━━━ Task material ━━━

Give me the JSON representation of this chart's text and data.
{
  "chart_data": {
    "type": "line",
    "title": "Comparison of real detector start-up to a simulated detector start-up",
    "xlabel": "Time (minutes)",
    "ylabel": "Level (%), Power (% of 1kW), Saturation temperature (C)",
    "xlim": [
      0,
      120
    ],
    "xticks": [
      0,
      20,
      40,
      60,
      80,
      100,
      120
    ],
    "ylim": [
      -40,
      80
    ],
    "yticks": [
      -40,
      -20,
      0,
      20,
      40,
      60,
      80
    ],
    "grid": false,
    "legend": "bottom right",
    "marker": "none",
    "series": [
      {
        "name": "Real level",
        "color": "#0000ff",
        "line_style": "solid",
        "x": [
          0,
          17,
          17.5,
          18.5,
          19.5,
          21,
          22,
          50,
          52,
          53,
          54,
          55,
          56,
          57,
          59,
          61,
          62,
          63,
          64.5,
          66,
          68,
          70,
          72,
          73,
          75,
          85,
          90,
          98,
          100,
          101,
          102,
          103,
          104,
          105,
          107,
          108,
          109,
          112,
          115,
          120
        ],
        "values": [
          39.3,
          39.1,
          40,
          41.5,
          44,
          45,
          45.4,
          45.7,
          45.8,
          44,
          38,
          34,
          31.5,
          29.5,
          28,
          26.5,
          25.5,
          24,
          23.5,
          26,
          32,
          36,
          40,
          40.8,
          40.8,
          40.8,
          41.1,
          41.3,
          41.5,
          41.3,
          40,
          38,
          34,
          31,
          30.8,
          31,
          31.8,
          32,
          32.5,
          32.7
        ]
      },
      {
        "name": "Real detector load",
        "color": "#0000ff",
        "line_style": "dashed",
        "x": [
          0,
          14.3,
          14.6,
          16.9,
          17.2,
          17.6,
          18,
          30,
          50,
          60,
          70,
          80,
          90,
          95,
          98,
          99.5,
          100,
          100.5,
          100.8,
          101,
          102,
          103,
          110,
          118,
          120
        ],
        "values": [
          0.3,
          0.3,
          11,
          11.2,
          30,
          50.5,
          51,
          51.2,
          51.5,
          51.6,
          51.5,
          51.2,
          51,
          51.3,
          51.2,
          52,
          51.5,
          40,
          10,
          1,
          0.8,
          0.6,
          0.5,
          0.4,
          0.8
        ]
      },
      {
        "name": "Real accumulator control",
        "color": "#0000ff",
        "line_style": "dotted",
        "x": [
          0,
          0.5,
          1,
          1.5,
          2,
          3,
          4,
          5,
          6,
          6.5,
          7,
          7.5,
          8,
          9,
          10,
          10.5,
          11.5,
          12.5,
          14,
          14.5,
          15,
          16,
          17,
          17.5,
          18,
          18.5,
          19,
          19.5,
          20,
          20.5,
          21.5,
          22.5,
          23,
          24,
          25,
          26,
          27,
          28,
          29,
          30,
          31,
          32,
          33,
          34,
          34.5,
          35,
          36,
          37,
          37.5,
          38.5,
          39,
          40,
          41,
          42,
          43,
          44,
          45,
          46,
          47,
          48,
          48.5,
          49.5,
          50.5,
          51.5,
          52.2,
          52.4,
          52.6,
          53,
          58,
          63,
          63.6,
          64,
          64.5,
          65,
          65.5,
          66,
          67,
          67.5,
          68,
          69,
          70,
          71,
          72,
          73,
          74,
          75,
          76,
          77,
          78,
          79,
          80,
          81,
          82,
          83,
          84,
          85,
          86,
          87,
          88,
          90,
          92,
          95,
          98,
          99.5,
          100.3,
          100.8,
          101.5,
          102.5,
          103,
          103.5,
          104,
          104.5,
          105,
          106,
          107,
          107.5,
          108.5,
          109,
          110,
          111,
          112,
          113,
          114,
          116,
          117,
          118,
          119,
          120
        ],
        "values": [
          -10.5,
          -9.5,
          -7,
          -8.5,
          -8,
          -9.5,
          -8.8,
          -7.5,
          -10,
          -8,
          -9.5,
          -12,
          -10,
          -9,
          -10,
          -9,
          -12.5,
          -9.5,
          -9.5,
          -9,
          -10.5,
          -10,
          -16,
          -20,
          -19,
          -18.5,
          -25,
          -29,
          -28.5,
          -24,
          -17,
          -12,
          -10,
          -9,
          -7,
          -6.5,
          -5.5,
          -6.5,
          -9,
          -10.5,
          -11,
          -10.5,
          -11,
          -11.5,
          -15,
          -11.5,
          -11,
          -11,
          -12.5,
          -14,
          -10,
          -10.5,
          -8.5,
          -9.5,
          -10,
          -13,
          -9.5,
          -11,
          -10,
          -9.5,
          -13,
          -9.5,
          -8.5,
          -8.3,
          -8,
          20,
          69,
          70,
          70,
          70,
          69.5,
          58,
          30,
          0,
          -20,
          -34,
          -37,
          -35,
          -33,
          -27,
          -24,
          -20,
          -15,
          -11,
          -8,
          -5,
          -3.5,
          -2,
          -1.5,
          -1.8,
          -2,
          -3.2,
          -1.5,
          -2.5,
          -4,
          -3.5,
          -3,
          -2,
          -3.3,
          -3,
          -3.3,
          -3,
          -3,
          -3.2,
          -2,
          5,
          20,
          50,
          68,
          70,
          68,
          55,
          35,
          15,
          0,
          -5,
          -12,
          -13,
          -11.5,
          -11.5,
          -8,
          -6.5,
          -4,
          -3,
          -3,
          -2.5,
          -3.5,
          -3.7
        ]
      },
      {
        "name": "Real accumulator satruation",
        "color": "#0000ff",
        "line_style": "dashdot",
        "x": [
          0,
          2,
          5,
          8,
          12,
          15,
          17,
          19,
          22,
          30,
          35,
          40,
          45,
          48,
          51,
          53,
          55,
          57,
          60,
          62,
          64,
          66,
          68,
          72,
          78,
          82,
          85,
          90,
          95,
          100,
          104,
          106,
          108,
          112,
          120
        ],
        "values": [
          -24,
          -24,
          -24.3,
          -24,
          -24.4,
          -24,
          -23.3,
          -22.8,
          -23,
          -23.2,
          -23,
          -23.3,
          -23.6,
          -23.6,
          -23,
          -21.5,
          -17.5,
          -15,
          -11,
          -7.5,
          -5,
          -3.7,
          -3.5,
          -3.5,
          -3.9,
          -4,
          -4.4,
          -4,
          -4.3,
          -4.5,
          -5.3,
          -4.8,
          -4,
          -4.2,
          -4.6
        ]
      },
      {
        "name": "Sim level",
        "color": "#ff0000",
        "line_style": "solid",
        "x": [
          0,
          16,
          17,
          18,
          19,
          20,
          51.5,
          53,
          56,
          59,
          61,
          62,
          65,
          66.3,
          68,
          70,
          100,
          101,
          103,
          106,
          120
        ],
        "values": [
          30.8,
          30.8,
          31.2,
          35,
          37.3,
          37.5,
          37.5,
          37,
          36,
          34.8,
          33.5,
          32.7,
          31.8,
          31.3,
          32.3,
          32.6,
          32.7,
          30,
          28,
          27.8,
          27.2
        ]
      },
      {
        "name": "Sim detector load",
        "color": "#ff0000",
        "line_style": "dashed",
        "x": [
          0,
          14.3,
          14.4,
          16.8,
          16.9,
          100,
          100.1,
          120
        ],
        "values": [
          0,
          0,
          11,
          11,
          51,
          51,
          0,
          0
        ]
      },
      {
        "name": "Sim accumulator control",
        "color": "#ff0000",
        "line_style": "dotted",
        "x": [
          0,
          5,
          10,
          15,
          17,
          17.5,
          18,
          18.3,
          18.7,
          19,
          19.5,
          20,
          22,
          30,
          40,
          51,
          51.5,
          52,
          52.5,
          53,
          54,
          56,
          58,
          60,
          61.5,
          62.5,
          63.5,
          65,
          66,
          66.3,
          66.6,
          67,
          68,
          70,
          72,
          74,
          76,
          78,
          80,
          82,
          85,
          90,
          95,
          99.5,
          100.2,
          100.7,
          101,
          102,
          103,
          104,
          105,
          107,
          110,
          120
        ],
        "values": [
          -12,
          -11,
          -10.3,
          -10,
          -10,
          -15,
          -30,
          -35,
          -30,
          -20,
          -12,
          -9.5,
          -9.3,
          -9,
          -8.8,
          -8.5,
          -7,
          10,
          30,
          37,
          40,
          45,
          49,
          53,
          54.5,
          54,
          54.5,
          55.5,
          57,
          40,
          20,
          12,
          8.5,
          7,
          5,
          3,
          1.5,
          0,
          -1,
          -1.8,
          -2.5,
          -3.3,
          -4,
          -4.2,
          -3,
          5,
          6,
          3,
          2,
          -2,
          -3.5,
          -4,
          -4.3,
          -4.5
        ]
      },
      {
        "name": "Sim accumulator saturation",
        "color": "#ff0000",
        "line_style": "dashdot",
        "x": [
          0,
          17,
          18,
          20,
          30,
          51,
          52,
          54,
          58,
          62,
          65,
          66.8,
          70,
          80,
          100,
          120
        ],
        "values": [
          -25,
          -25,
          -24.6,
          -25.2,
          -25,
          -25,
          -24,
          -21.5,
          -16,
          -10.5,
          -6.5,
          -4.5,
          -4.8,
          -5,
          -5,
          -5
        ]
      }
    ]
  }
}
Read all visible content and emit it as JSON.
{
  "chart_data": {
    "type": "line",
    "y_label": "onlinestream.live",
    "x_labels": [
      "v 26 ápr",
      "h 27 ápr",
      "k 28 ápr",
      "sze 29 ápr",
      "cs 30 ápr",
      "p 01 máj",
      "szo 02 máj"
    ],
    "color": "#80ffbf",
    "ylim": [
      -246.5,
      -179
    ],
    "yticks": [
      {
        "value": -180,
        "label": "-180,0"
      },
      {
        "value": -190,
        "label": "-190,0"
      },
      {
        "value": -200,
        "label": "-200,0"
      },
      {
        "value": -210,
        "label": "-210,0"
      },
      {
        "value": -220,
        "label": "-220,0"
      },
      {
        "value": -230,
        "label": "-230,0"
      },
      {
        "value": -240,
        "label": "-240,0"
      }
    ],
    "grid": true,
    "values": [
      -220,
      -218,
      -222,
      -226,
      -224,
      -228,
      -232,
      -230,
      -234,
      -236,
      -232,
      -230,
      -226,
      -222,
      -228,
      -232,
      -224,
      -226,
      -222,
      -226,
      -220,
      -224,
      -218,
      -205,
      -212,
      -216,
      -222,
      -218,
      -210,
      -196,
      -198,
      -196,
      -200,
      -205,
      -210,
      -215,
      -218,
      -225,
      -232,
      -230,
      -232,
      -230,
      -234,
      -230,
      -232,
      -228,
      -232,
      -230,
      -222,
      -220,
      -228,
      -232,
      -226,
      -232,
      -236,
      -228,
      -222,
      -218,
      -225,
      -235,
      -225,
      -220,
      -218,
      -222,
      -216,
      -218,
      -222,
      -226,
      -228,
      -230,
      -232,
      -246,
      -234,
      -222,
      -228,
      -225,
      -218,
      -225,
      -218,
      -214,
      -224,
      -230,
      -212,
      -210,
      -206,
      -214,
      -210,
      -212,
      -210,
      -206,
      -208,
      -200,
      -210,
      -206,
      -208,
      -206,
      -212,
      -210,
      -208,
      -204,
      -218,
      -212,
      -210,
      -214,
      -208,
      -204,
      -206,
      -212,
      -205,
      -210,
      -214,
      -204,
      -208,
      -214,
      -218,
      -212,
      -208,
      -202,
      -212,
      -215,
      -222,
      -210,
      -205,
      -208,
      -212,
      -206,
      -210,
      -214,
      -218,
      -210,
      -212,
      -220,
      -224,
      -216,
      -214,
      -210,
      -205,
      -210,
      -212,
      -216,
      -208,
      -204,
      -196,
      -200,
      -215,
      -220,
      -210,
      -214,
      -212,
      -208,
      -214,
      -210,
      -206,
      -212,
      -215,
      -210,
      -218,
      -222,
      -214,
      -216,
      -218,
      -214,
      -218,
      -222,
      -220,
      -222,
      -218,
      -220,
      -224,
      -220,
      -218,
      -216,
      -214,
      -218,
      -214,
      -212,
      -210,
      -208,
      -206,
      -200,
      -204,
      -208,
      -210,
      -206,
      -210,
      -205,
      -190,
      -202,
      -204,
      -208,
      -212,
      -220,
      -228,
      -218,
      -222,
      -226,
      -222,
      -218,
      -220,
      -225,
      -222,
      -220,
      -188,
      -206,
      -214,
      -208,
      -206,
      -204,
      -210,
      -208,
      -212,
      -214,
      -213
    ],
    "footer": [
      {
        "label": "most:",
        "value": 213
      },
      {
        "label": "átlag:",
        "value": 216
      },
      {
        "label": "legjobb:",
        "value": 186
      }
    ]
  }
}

━━━

▶ _The request_:
Show every line in the entries where the string "detector" occurs.

▶ _Result_:
    "title": "Comparison of real detector start-up to a simulated detector start-up",
        "name": "Real detector load",
        "name": "Sim detector load",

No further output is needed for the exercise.